# [Task to carry out]
Count the lines that include the string "mean", and give only that number.
# Data supplied start
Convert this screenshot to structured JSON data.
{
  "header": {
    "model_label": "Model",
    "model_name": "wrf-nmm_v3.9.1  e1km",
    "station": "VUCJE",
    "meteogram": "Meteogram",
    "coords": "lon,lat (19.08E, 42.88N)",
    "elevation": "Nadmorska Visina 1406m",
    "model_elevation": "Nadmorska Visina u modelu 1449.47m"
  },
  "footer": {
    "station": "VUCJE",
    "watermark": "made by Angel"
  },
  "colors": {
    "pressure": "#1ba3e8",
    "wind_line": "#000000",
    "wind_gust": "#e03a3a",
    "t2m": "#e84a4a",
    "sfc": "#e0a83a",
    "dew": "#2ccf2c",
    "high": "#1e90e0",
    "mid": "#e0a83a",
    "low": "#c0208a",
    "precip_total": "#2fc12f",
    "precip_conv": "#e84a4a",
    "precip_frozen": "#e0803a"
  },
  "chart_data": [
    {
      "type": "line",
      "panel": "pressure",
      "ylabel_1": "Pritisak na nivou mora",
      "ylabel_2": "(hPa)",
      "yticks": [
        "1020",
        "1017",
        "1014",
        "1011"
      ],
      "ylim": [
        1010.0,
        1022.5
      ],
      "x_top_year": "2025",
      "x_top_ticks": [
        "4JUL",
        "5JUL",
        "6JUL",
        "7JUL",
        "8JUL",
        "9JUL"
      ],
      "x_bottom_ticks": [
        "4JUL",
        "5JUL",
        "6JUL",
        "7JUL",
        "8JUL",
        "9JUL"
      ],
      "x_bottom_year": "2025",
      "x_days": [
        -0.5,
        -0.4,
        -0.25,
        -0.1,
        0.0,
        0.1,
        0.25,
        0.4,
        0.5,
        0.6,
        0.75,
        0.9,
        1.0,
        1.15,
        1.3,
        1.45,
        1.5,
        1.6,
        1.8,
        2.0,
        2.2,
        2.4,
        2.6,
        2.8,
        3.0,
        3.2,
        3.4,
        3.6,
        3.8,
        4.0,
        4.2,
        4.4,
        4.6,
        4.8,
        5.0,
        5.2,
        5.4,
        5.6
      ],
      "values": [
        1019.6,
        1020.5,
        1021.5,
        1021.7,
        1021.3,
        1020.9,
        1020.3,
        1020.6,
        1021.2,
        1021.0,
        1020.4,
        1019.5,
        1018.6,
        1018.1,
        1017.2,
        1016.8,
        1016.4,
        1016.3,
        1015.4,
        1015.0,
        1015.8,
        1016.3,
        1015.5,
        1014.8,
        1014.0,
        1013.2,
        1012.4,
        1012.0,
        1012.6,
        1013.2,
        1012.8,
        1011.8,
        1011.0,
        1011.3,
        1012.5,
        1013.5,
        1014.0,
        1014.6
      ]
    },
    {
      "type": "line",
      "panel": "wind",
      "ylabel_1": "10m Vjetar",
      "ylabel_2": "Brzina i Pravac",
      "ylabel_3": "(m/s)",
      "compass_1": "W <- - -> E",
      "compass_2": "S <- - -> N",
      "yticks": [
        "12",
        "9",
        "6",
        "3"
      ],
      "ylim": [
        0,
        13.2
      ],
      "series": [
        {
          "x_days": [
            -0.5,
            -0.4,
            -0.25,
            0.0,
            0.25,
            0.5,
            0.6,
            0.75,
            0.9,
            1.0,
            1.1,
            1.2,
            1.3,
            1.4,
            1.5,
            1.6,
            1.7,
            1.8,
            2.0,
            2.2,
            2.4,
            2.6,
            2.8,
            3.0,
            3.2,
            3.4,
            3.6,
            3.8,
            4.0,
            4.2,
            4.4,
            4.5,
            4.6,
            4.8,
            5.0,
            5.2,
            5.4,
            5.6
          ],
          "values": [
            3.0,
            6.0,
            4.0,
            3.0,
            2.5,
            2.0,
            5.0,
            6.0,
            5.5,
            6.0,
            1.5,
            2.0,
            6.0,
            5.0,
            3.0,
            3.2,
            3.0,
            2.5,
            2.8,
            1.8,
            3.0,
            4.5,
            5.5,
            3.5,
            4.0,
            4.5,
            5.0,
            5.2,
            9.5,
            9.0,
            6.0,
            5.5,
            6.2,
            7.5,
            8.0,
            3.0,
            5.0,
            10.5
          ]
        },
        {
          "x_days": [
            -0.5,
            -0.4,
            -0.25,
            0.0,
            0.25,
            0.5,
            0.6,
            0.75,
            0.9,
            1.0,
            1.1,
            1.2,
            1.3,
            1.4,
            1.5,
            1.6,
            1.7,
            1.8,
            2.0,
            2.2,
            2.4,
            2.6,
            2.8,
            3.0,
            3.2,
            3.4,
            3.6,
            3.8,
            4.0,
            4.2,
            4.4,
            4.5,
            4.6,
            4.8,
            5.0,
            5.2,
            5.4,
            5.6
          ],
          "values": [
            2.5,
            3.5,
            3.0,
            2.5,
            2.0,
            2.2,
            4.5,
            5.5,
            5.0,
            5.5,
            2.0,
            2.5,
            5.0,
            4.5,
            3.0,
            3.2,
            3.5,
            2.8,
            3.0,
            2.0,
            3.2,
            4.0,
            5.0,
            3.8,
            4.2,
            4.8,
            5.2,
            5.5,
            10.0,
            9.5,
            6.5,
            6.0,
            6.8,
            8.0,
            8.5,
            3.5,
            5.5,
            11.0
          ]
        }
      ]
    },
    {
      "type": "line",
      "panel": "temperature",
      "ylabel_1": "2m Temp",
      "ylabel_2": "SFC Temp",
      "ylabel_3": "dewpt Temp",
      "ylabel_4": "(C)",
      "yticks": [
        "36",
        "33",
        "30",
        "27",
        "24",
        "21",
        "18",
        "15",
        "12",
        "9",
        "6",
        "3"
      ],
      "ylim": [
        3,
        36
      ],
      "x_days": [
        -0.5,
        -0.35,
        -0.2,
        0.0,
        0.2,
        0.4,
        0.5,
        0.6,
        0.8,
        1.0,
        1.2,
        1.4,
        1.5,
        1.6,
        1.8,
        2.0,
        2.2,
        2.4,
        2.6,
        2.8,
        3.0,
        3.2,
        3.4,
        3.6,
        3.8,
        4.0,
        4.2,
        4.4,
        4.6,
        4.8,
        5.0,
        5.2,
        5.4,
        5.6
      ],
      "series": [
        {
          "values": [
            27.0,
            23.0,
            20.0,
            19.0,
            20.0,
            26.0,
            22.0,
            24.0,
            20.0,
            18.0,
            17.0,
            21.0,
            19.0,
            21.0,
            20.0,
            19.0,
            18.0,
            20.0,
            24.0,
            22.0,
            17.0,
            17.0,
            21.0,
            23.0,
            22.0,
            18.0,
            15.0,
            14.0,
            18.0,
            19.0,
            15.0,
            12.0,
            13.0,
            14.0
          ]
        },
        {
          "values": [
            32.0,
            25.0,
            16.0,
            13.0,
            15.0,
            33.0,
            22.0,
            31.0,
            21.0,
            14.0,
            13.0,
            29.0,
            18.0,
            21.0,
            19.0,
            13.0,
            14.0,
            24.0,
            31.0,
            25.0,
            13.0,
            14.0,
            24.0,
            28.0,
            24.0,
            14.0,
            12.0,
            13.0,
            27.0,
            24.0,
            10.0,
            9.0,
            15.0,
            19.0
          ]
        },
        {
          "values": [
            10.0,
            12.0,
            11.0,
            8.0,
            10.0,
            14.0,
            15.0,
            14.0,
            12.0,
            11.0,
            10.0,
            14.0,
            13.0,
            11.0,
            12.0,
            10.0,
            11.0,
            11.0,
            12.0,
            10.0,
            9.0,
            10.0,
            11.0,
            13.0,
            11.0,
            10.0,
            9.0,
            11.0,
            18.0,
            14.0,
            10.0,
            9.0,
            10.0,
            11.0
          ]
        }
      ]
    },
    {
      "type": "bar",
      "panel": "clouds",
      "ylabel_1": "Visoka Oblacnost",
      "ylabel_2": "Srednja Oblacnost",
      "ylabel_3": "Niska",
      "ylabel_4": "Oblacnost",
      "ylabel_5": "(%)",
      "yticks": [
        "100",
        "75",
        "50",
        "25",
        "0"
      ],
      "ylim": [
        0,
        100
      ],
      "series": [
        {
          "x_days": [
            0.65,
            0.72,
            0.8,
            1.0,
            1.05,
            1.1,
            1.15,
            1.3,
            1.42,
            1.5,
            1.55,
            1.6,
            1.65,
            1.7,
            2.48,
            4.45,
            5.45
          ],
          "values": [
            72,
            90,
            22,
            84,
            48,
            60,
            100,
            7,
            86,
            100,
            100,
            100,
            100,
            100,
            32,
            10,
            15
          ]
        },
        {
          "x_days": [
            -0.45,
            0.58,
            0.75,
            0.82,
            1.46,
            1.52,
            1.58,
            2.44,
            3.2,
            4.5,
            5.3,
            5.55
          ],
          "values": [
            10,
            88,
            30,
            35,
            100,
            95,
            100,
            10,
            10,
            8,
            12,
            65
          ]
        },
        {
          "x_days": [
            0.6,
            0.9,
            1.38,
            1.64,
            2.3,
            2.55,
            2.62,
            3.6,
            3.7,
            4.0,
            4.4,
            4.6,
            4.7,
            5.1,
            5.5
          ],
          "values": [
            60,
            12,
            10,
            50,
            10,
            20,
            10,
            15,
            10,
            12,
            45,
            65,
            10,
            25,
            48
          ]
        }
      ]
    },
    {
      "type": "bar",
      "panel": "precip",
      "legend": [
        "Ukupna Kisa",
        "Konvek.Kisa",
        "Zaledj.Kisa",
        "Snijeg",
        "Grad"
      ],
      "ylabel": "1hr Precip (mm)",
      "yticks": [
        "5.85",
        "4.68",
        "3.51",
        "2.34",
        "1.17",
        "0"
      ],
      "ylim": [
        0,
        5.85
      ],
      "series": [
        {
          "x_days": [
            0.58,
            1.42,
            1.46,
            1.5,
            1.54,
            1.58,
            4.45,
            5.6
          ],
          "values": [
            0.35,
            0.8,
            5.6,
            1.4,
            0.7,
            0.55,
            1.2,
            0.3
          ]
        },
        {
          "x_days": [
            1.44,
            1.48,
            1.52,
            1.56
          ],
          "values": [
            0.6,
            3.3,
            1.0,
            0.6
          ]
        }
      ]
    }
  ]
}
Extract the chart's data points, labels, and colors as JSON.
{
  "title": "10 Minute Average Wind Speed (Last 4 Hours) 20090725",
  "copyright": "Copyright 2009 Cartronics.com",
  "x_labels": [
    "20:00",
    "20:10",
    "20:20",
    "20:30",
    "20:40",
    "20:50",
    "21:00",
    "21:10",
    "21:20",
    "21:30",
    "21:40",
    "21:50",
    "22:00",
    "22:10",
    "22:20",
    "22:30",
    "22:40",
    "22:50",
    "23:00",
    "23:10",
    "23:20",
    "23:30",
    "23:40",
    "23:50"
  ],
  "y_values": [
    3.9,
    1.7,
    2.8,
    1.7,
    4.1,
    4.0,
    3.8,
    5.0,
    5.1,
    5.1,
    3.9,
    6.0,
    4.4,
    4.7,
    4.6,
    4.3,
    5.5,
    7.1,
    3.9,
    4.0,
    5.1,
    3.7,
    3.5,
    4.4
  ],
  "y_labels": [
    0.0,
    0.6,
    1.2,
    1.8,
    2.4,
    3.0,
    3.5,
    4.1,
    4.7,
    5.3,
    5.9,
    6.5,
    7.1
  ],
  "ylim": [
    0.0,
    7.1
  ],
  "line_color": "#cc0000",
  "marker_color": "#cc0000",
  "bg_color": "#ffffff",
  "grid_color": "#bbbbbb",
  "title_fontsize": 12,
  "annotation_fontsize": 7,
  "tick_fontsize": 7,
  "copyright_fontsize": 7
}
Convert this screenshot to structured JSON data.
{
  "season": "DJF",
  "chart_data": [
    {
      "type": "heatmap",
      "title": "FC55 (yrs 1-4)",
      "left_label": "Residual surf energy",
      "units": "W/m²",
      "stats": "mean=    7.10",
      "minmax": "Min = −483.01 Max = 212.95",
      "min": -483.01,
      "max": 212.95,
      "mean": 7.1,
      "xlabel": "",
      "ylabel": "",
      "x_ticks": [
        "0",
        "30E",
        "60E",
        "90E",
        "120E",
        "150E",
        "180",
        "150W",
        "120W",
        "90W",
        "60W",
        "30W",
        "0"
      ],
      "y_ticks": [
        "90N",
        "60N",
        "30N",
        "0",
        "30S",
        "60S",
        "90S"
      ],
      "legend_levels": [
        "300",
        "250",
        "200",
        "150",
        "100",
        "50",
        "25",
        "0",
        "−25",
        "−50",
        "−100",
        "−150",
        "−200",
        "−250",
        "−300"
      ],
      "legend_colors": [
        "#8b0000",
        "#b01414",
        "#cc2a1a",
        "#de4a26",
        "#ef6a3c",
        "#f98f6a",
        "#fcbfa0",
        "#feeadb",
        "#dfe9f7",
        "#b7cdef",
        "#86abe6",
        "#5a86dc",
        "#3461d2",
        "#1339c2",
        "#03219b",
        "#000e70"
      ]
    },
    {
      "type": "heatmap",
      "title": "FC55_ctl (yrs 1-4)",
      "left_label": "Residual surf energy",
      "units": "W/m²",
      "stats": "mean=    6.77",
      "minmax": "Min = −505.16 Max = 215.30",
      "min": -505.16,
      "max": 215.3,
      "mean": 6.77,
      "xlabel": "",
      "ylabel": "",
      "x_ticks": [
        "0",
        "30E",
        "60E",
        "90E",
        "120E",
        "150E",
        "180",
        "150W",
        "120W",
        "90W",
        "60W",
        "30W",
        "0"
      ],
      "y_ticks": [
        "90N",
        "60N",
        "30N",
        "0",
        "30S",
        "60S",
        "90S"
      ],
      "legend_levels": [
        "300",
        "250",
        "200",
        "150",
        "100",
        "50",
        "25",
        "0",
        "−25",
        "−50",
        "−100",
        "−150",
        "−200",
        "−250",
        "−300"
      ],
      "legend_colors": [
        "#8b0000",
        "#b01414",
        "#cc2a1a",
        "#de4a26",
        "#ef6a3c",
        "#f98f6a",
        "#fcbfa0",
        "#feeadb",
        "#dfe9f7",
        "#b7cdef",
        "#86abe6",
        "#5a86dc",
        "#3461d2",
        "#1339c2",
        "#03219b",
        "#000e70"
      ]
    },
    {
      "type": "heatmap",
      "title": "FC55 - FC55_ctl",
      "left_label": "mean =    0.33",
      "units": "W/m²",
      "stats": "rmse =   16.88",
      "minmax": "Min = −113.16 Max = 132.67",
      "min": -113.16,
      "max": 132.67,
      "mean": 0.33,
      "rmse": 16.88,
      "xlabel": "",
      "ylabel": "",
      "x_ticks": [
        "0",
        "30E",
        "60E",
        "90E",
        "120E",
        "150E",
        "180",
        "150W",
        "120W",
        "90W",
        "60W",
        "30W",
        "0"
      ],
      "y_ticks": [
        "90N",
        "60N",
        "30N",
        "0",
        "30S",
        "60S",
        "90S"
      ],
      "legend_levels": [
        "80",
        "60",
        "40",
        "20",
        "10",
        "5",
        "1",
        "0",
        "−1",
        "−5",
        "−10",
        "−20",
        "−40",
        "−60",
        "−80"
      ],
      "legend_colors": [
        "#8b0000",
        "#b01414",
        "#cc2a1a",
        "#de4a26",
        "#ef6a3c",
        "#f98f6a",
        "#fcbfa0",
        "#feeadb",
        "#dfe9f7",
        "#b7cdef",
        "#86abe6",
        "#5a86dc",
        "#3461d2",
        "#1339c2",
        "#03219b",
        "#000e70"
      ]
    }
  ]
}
# Data supplied end
# [Written solution]
6